• _TASK DETAILS_
Find the lines with "کرمانشاه" in them and copy them out.

━━━━━━━━━━

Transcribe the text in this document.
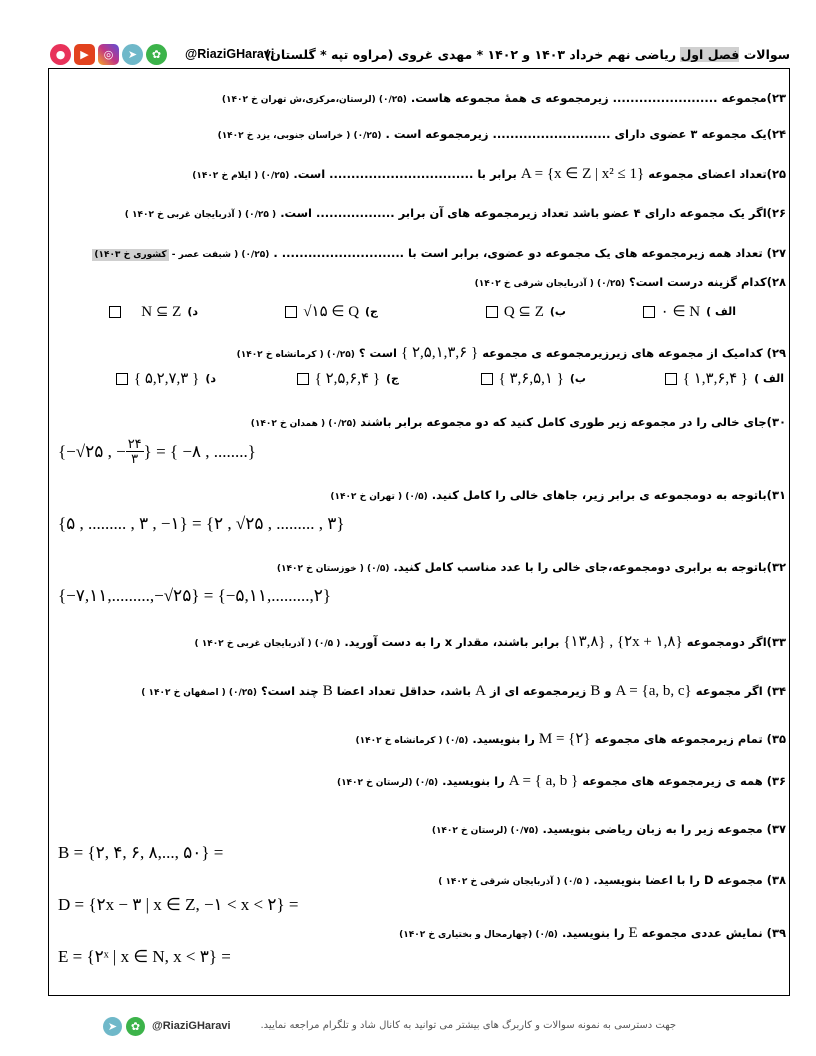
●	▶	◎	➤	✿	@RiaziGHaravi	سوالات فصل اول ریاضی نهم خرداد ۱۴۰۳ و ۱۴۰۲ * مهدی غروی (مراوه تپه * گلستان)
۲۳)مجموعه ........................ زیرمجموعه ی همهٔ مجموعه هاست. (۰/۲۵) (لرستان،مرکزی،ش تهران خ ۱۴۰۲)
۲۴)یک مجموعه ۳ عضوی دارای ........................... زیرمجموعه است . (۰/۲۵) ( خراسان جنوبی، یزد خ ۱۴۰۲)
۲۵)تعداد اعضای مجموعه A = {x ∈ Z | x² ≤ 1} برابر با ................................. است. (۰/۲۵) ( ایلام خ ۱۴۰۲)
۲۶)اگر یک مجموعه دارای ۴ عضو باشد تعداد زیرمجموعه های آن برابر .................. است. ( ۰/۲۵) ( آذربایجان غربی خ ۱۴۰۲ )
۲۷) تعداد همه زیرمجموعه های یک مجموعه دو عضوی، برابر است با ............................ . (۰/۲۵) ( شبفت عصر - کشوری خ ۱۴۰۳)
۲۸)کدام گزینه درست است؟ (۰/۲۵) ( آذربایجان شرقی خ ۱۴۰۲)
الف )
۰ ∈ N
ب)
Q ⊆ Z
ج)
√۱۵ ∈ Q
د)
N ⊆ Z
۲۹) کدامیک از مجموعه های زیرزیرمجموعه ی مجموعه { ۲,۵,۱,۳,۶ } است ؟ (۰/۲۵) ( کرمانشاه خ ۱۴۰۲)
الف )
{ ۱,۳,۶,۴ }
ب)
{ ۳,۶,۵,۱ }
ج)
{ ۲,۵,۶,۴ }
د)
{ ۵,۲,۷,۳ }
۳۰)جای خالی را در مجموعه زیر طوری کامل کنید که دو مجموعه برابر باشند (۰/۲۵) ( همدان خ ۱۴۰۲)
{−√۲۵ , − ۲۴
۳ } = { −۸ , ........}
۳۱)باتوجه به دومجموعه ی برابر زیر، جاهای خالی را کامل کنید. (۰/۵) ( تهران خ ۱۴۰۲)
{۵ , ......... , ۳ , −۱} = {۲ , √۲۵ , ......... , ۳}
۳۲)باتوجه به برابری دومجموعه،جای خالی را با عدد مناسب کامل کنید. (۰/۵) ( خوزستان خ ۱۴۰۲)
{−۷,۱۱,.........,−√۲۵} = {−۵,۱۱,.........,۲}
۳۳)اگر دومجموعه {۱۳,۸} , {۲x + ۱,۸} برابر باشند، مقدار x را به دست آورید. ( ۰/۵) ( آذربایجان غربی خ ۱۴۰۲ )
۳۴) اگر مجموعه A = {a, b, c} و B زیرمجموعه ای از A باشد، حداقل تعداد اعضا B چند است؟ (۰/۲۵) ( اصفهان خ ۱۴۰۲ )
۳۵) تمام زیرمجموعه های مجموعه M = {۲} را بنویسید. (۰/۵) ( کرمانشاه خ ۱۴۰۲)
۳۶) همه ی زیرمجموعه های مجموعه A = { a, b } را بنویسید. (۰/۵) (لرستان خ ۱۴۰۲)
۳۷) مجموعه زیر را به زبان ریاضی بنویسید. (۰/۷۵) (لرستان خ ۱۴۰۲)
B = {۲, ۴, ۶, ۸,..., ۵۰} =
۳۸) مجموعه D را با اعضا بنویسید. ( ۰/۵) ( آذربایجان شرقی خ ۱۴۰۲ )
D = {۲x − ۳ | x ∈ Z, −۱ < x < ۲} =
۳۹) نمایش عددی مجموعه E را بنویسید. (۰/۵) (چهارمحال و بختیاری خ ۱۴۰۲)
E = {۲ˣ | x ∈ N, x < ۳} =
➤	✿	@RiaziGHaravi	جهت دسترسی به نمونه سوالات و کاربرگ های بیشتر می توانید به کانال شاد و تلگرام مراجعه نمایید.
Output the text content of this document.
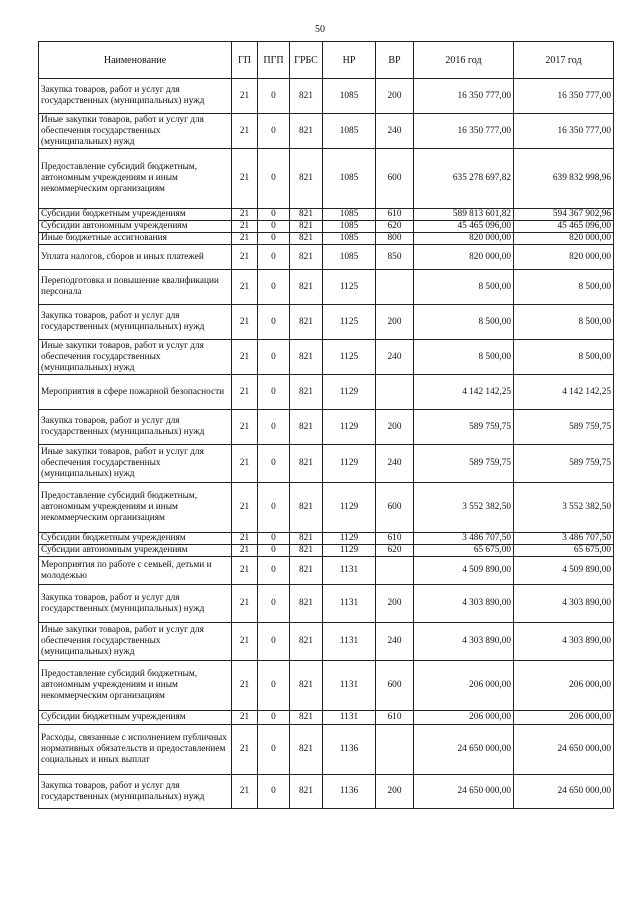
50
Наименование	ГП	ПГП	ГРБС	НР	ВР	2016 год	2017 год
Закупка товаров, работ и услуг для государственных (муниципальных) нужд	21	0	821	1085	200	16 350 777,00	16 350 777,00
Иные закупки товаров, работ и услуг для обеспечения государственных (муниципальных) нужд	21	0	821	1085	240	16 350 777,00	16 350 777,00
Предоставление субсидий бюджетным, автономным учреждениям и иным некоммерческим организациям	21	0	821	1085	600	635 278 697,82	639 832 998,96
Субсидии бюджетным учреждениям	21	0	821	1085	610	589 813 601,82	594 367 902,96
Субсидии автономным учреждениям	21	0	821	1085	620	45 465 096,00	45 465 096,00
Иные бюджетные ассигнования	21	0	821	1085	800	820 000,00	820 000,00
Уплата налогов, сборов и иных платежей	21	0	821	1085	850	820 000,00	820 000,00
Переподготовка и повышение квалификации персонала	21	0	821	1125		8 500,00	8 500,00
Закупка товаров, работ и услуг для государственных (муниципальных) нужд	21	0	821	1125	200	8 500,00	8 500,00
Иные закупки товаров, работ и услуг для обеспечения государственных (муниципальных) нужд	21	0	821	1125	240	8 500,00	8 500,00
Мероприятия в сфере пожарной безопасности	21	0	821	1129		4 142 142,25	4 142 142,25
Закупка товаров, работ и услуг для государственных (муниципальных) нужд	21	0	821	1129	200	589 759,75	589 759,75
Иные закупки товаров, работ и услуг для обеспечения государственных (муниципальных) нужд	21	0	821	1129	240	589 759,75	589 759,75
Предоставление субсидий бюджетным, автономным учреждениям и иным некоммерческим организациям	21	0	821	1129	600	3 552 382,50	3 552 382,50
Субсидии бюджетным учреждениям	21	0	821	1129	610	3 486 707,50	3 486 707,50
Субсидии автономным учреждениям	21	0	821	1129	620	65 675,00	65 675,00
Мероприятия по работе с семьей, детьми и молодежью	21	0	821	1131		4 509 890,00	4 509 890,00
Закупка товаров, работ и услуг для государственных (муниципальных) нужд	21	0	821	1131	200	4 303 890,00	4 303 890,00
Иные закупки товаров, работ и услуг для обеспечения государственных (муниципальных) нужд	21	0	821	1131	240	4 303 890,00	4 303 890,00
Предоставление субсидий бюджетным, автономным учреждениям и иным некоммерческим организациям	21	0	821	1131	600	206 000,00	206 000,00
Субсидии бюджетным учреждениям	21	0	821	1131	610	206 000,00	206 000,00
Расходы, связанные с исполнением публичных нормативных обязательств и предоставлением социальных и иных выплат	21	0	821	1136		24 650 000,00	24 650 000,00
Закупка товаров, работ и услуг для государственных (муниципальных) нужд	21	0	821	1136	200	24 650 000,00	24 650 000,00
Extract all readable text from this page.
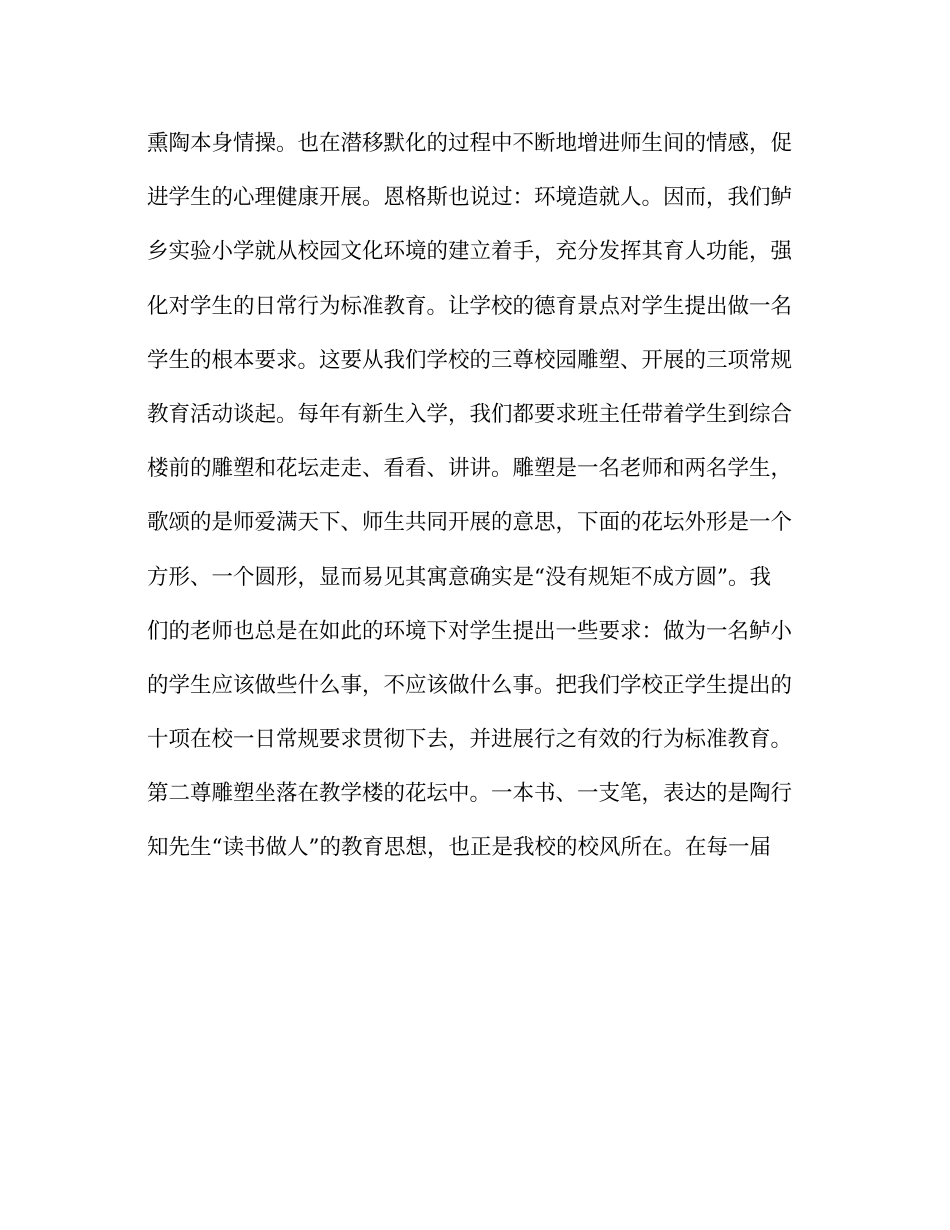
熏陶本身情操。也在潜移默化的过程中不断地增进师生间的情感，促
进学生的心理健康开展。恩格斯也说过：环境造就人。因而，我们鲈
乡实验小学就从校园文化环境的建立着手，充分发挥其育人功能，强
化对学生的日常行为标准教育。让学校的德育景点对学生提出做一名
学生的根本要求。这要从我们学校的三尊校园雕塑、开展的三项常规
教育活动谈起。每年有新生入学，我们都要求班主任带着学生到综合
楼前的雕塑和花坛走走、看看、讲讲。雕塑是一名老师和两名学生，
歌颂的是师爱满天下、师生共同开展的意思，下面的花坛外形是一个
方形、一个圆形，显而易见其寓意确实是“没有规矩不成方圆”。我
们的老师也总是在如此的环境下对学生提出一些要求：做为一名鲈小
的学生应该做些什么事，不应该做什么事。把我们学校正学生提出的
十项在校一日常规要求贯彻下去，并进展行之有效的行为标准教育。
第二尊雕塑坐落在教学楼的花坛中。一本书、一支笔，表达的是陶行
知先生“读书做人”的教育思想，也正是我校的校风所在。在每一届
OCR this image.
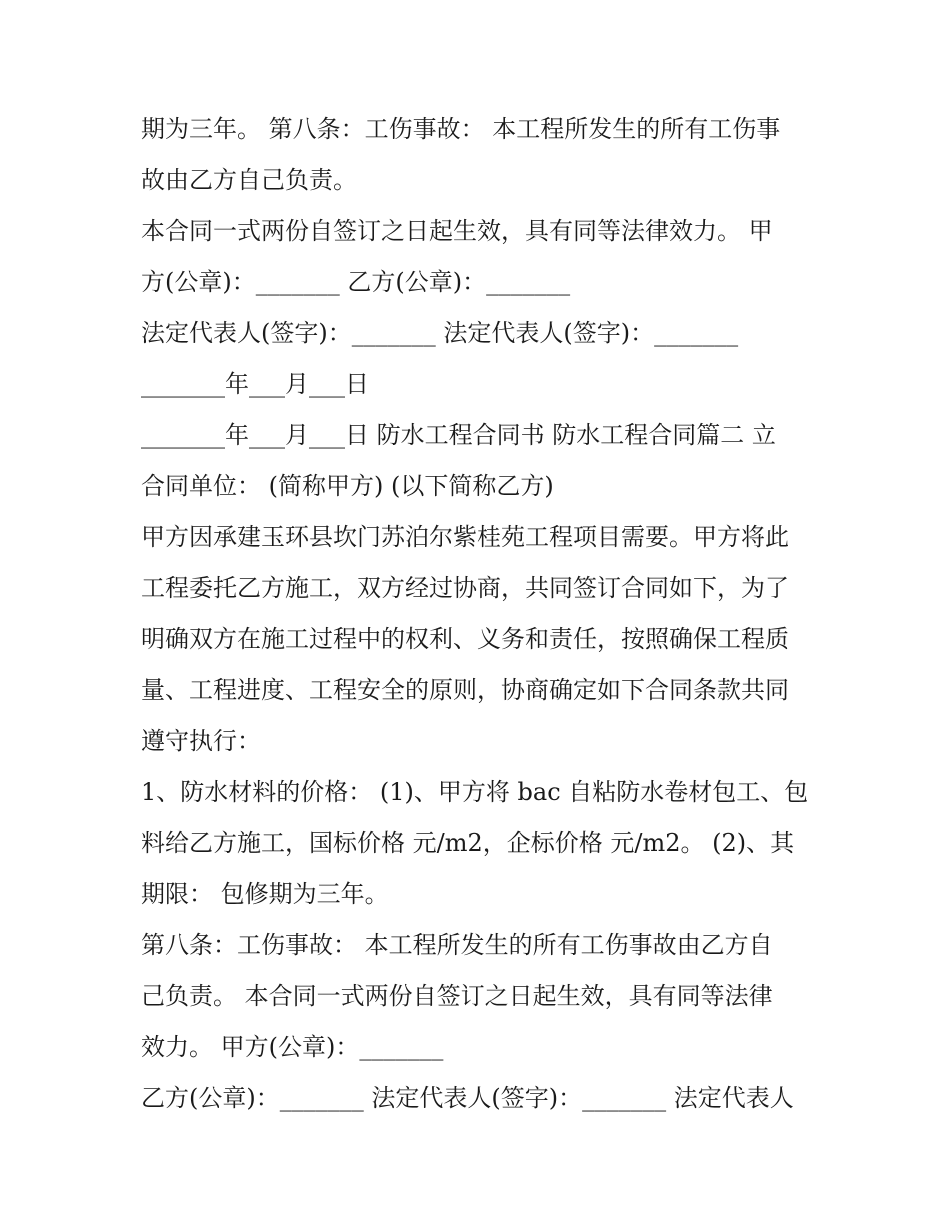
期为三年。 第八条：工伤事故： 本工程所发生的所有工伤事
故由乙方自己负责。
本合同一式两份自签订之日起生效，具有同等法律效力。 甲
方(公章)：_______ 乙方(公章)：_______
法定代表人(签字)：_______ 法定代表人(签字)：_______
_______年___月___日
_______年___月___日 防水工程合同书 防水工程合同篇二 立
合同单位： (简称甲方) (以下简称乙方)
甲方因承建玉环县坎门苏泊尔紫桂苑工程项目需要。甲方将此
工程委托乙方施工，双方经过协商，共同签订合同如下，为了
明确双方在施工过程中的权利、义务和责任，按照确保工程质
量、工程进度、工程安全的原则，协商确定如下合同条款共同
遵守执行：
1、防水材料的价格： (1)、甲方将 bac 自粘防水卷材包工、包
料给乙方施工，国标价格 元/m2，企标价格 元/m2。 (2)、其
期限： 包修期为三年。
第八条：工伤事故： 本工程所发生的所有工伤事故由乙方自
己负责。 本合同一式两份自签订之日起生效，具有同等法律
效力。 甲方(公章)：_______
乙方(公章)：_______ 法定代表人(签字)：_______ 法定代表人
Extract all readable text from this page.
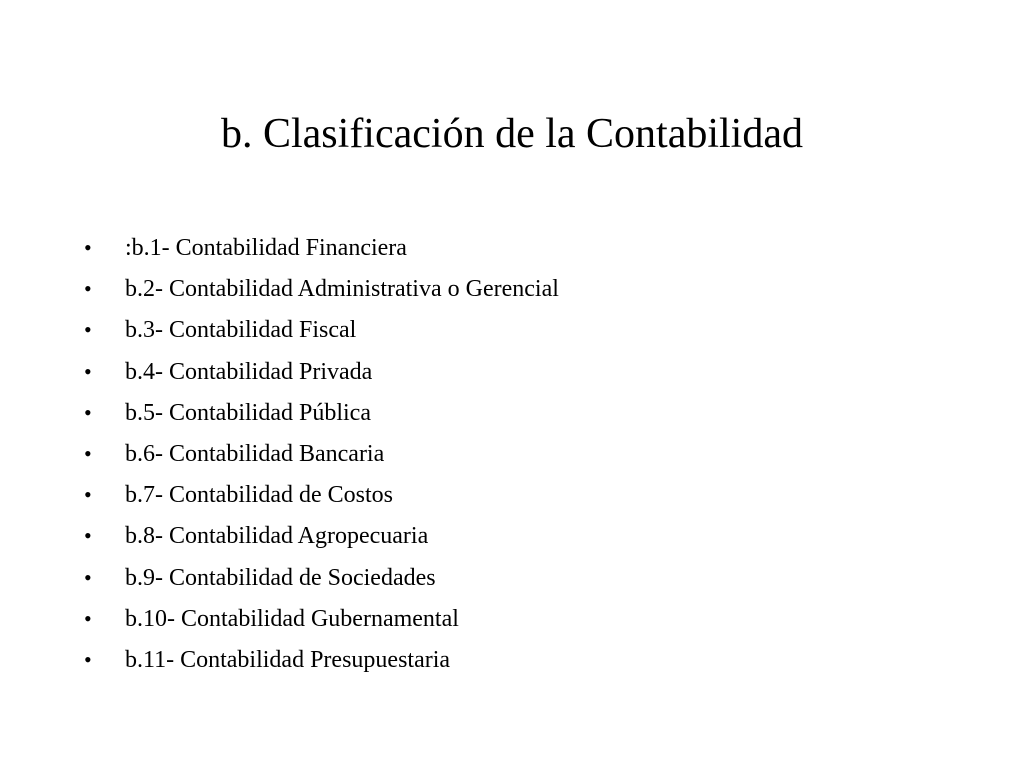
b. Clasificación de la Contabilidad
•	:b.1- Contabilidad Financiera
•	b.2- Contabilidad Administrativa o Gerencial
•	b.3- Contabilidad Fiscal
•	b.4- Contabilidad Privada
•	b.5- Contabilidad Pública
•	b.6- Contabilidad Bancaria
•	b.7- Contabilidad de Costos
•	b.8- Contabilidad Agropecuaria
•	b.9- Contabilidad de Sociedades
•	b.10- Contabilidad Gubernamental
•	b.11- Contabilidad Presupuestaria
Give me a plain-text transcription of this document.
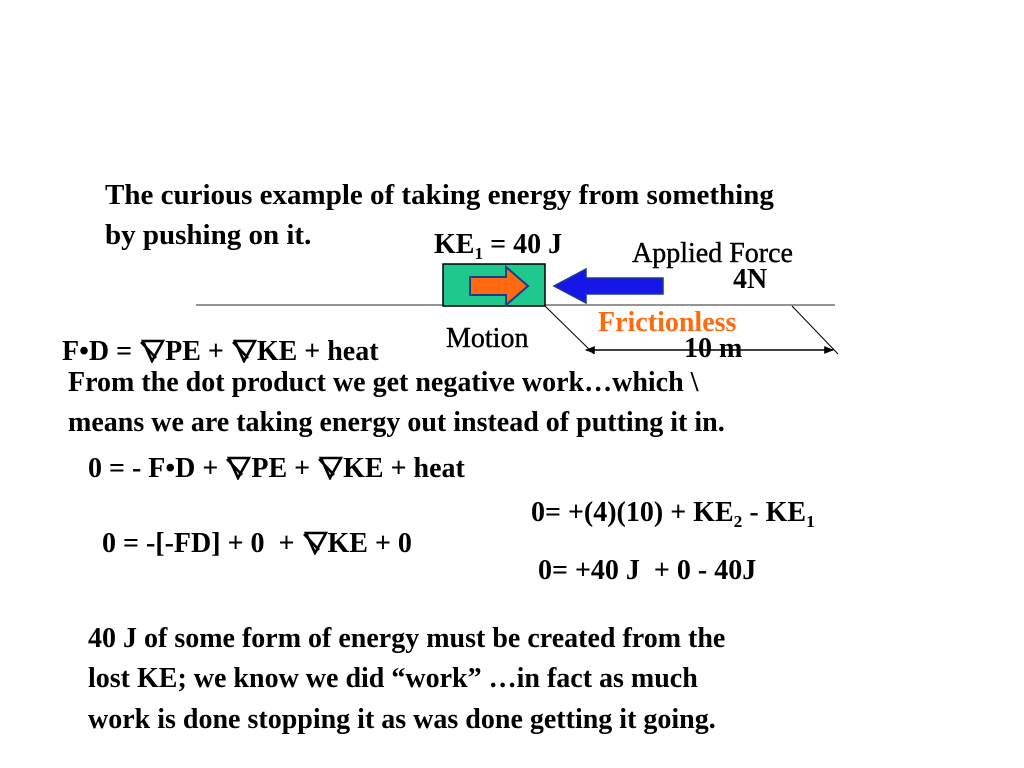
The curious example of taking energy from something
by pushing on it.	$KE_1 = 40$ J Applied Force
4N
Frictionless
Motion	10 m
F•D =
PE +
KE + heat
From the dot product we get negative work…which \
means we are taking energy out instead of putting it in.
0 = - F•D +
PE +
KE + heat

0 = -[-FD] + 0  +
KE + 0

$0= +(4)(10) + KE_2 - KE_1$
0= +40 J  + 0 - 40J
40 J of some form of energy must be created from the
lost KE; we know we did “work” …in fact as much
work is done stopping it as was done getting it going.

━━━━━━━━━━

• _RESULT BELOW_
۲۹) کدامیک از مجموعه های زیرزیرمجموعه ی مجموعه { ۲,۵,۱,۳,۶ } است ؟ (۰/۲۵) ( کرمانشاه خ ۱۴۰۲)
۳۵) تمام زیرمجموعه های مجموعه M = {۲} را بنویسید. (۰/۵) ( کرمانشاه خ ۱۴۰۲)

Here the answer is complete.